Data entries
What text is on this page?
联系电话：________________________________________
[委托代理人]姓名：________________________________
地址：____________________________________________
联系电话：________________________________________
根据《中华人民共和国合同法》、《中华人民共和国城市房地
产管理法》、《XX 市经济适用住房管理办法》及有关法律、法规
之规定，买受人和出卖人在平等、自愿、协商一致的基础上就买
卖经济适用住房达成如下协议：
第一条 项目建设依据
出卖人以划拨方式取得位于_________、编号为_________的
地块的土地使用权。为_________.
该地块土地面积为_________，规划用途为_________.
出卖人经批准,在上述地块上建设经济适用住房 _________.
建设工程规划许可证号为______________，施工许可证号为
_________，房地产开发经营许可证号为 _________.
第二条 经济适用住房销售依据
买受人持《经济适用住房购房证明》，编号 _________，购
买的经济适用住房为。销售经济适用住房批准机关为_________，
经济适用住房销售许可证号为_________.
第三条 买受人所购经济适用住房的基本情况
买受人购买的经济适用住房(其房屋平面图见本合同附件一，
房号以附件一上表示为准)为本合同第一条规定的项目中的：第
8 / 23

STATED GOAL
Produce a verbatim transcription of the entries above.

THE COMPLETED TASK
What text is on this page?
联系电话：________________________________________
[委托代理人]姓名：________________________________
地址：____________________________________________
联系电话：________________________________________
根据《中华人民共和国合同法》、《中华人民共和国城市房地
产管理法》、《XX 市经济适用住房管理办法》及有关法律、法规
之规定，买受人和出卖人在平等、自愿、协商一致的基础上就买
卖经济适用住房达成如下协议：
第一条 项目建设依据
出卖人以划拨方式取得位于_________、编号为_________的
地块的土地使用权。为_________.
该地块土地面积为_________，规划用途为_________.
出卖人经批准,在上述地块上建设经济适用住房 _________.
建设工程规划许可证号为______________，施工许可证号为
_________，房地产开发经营许可证号为 _________.
第二条 经济适用住房销售依据
买受人持《经济适用住房购房证明》，编号 _________，购
买的经济适用住房为。销售经济适用住房批准机关为_________，
经济适用住房销售许可证号为_________.
第三条 买受人所购经济适用住房的基本情况
买受人购买的经济适用住房(其房屋平面图见本合同附件一，
房号以附件一上表示为准)为本合同第一条规定的项目中的：第
8 / 23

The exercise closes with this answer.